BEGIN Supplied records

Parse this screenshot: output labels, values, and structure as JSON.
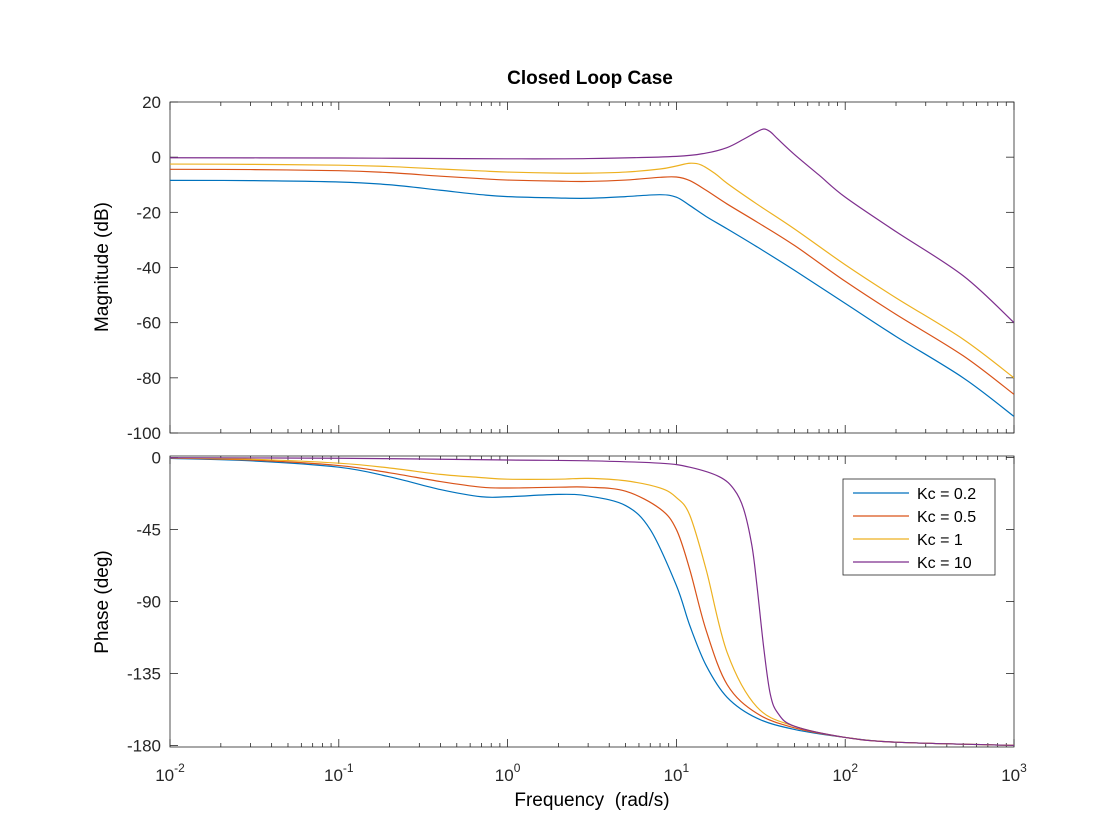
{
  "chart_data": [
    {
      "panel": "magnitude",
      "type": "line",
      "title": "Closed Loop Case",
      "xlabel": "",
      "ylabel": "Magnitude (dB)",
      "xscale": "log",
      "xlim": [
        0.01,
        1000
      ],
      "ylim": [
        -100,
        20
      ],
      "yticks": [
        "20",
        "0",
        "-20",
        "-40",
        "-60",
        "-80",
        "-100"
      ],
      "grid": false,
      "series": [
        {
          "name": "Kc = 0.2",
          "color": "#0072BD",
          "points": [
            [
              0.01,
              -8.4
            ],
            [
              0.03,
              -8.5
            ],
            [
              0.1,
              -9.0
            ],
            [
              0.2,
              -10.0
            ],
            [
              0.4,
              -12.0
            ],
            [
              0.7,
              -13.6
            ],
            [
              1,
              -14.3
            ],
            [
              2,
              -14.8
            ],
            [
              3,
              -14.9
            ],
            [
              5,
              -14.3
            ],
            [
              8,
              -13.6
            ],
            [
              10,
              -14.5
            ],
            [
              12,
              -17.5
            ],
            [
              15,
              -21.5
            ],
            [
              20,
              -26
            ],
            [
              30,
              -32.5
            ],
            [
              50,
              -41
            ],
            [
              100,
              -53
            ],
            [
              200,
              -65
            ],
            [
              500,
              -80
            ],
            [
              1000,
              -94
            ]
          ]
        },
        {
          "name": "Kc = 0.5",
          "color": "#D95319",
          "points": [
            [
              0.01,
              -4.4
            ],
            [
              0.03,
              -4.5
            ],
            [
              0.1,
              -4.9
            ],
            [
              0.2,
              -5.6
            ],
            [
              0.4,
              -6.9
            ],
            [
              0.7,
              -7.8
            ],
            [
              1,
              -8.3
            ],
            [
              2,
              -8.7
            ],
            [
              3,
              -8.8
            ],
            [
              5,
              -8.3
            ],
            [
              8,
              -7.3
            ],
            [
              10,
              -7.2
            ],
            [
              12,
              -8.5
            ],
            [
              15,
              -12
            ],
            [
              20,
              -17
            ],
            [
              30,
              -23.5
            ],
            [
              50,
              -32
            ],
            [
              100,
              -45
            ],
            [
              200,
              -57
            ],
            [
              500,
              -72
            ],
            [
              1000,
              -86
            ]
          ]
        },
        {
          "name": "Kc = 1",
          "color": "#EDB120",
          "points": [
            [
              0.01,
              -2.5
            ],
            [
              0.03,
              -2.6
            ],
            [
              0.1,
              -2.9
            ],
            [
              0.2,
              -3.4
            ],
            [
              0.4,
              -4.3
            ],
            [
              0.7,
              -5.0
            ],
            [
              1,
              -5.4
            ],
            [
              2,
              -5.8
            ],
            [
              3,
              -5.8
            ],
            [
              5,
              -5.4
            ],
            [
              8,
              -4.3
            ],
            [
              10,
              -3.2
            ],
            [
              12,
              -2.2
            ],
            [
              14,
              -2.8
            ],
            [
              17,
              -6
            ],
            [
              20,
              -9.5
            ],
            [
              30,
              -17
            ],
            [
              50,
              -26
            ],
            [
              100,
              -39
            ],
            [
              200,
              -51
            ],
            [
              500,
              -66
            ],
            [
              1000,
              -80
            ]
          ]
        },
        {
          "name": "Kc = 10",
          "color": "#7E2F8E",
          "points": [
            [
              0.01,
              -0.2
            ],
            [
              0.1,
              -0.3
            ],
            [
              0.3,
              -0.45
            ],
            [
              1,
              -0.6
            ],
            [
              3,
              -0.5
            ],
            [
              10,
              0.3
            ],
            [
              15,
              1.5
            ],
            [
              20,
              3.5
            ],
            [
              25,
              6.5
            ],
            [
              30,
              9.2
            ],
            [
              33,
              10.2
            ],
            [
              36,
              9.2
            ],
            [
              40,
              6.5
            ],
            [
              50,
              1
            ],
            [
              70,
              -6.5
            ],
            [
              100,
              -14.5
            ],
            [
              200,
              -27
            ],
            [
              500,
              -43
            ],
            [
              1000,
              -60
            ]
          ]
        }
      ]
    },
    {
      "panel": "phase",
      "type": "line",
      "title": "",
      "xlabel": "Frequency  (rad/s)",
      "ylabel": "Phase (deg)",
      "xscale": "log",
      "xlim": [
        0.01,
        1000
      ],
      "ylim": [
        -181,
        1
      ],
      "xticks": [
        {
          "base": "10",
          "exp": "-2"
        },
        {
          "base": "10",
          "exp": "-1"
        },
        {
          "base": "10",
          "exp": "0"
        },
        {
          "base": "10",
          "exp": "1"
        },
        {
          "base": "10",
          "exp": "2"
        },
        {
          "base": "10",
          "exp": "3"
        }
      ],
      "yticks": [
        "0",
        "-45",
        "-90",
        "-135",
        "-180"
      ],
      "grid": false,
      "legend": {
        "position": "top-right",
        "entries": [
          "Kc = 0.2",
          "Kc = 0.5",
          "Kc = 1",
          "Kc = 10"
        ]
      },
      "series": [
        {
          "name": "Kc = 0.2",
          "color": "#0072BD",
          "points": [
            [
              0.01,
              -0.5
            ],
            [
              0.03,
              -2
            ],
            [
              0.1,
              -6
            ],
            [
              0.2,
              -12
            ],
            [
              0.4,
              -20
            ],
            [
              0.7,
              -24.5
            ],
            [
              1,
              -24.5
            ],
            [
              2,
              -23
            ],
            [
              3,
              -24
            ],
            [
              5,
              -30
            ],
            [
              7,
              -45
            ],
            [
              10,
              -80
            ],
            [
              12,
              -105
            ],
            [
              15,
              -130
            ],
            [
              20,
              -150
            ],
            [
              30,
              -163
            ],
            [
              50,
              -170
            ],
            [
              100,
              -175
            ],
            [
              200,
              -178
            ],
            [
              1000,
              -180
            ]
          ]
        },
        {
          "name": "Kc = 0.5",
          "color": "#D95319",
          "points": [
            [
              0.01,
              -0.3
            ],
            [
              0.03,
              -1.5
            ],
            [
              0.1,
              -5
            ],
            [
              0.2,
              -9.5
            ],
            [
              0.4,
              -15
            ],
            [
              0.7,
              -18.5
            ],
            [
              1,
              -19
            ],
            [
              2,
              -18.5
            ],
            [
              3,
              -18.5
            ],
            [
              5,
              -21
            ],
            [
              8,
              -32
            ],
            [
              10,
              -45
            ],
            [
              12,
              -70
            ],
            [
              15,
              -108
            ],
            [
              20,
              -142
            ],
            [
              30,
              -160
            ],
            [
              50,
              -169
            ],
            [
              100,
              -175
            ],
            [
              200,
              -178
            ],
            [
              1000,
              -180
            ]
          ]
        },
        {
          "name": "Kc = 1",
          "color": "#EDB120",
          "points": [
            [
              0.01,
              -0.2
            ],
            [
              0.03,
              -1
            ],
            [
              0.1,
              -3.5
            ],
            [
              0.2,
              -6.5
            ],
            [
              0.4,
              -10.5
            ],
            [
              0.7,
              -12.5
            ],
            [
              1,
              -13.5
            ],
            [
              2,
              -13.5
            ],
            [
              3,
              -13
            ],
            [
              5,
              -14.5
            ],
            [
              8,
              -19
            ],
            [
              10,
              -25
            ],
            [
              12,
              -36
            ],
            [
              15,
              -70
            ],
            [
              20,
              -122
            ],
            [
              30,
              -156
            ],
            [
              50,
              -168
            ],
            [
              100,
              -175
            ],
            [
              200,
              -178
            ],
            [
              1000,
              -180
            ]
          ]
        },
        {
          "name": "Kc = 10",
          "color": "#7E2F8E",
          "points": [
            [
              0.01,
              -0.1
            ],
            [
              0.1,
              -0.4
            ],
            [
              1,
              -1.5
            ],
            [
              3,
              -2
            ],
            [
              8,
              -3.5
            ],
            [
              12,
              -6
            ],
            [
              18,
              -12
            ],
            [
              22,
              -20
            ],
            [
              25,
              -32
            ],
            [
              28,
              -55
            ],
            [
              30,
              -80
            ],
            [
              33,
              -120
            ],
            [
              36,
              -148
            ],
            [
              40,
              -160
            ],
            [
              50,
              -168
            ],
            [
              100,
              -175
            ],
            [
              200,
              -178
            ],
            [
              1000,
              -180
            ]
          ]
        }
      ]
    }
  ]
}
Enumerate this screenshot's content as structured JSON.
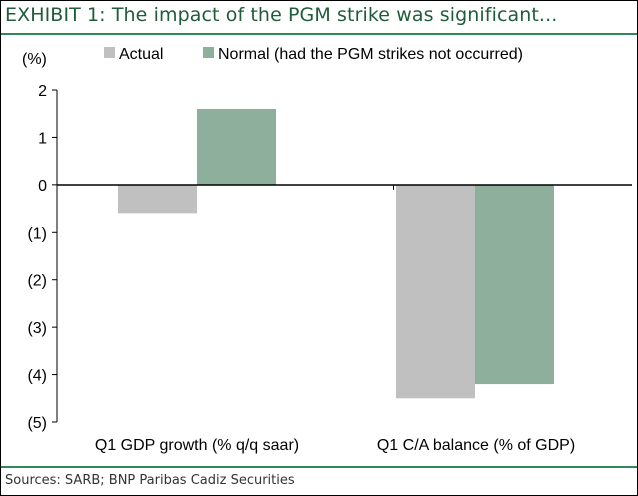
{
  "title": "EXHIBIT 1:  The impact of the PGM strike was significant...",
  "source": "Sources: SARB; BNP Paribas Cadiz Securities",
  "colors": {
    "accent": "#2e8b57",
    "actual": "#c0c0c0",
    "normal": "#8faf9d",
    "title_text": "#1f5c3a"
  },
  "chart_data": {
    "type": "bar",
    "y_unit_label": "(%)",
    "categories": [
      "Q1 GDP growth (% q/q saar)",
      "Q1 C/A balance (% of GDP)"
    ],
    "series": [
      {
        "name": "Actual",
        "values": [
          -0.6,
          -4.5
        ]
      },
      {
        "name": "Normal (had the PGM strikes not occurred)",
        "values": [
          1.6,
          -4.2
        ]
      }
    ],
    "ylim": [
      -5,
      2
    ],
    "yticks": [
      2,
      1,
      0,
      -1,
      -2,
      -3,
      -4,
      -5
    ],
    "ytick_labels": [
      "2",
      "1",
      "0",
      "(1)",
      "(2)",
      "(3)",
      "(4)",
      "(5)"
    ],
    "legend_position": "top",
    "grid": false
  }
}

END Supplied records

▸ Written request
Retype, word for word, the lines from the one with "Enumerate this screenshot's" through the last line of the entries above, and only those lines. Leave pictures out.

▸ Exercise response
Enumerate this screenshot's content as structured JSON.
{
  "title": "EXHIBIT 1:  The impact of the PGM strike was significant...",
  "source": "Sources: SARB; BNP Paribas Cadiz Securities",
  "colors": {
    "accent": "#2e8b57",
    "actual": "#c0c0c0",
    "normal": "#8faf9d",
    "title_text": "#1f5c3a"
  },
  "chart_data": {
    "type": "bar",
    "y_unit_label": "(%)",
    "categories": [
      "Q1 GDP growth (% q/q saar)",
      "Q1 C/A balance (% of GDP)"
    ],
    "series": [
      {
        "name": "Actual",
        "values": [
          -0.6,
          -4.5
        ]
      },
      {
        "name": "Normal (had the PGM strikes not occurred)",
        "values": [
          1.6,
          -4.2
        ]
      }
    ],
    "ylim": [
      -5,
      2
    ],
    "yticks": [
      2,
      1,
      0,
      -1,
      -2,
      -3,
      -4,
      -5
    ],
    "ytick_labels": [
      "2",
      "1",
      "0",
      "(1)",
      "(2)",
      "(3)",
      "(4)",
      "(5)"
    ],
    "legend_position": "top",
    "grid": false
  }
}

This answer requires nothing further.